Set task |
Answer with one number only: the number of lines that include the word "this".

Stored records |

******

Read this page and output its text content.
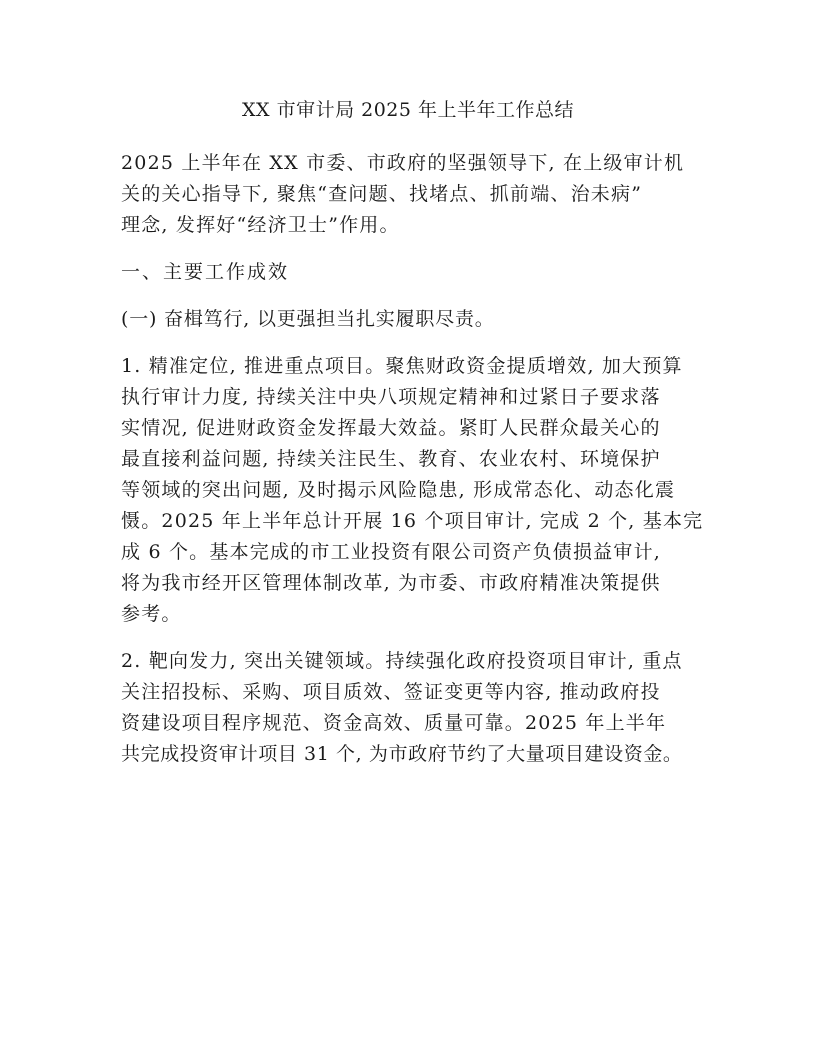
XX 市审计局 2025 年上半年工作总结

2025 上半年在 XX 市委、市政府的坚强领导下, 在上级审计机
关的关心指导下, 聚焦“查问题、找堵点、抓前端、治未病”
理念, 发挥好“经济卫士”作用。

一、主要工作成效

(一) 奋楫笃行, 以更强担当扎实履职尽责。

1. 精准定位, 推进重点项目。聚焦财政资金提质增效, 加大预算
执行审计力度, 持续关注中央八项规定精神和过紧日子要求落
实情况, 促进财政资金发挥最大效益。紧盯人民群众最关心的
最直接利益问题, 持续关注民生、教育、农业农村、环境保护
等领域的突出问题, 及时揭示风险隐患, 形成常态化、动态化震
慑。2025 年上半年总计开展 16 个项目审计, 完成 2 个, 基本完
成 6 个。基本完成的市工业投资有限公司资产负债损益审计,
将为我市经开区管理体制改革, 为市委、市政府精准决策提供
参考。

2. 靶向发力, 突出关键领域。持续强化政府投资项目审计, 重点
关注招投标、采购、项目质效、签证变更等内容, 推动政府投
资建设项目程序规范、资金高效、质量可靠。2025 年上半年
共完成投资审计项目 31 个, 为市政府节约了大量项目建设资金。
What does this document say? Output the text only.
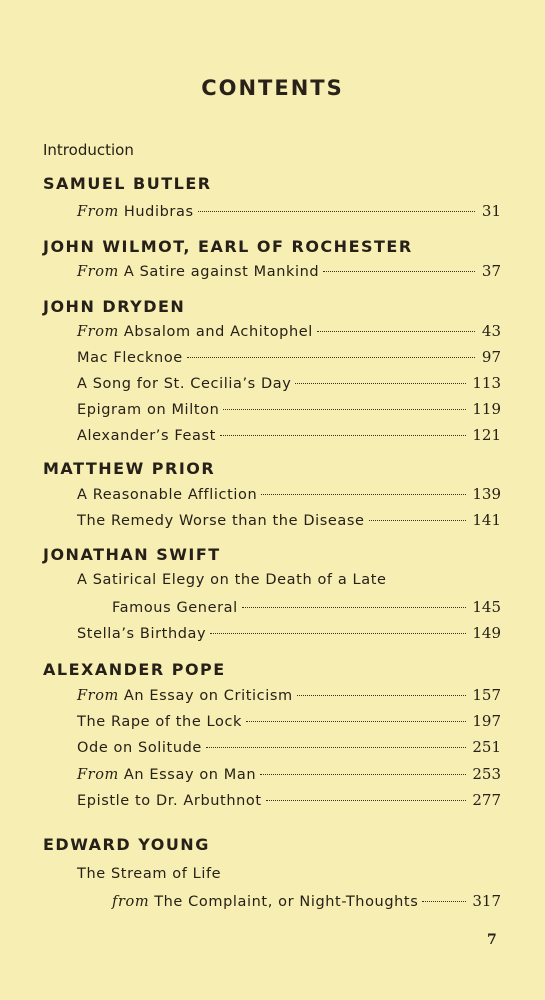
CONTENTS
Introduction
SAMUEL BUTLER
From Hudibras	31
JOHN WILMOT, EARL OF ROCHESTER
From A Satire against Mankind	37
JOHN DRYDEN
From Absalom and Achitophel	43
Mac Flecknoe	97
A Song for St. Cecilia’s Day	113
Epigram on Milton	119
Alexander’s Feast	121
MATTHEW PRIOR
A Reasonable Affliction	139
The Remedy Worse than the Disease	141
JONATHAN SWIFT
A Satirical Elegy on the Death of a Late
Famous General	145
Stella’s Birthday	149
ALEXANDER POPE
From An Essay on Criticism	157
The Rape of the Lock	197
Ode on Solitude	251
From An Essay on Man	253
Epistle to Dr. Arbuthnot	277
EDWARD YOUNG
The Stream of Life
from The Complaint, or Night-Thoughts	317
7
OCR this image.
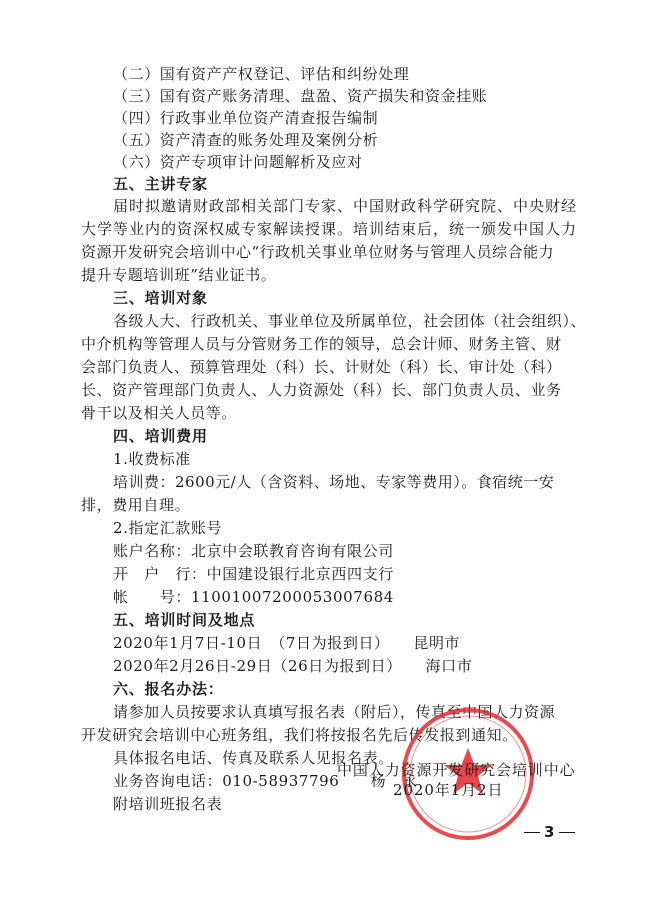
（二）国有资产产权登记、评估和纠纷处理
（三）国有资产账务清理、盘盈、资产损失和资金挂账
（四）行政事业单位资产清查报告编制
（五）资产清查的账务处理及案例分析
（六）资产专项审计问题解析及应对
五、主讲专家
届时拟邀请财政部相关部门专家、中国财政科学研究院、中央财经
大学等业内的资深权威专家解读授课。培训结束后，统一颁发中国人力
资源开发研究会培训中心“行政机关事业单位财务与管理人员综合能力
提升专题培训班”结业证书。
三、培训对象
各级人大、行政机关、事业单位及所属单位，社会团体（社会组织）、
中介机构等管理人员与分管财务工作的领导，总会计师、财务主管、财
会部门负责人、预算管理处（科）长、计财处（科）长、审计处（科）
长、资产管理部门负责人、人力资源处（科）长、部门负责人员、业务
骨干以及相关人员等。
四、培训费用
1.收费标准
培训费：2600元/人（含资料、场地、专家等费用）。食宿统一安
排，费用自理。
2.指定汇款账号
账户名称：北京中会联教育咨询有限公司
开　户　行：中国建设银行北京西四支行
帐　　号：11001007200053007684
五、培训时间及地点
2020年1月7日-10日　（7日为报到日）　　昆明市
2020年2月26日-29日（26日为报到日）　　海口市
六、报名办法：
请参加人员按要求认真填写报名表（附后），传真至中国人力资源
开发研究会培训中心班务组，我们将按报名先后传发报到通知。
具体报名电话、传真及联系人见报名表。
业务咨询电话：010-58937796　　杨　永
附培训班报名表
中国人力资源开发研究会培训中心
2020年1月2日
3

******

Reply |
3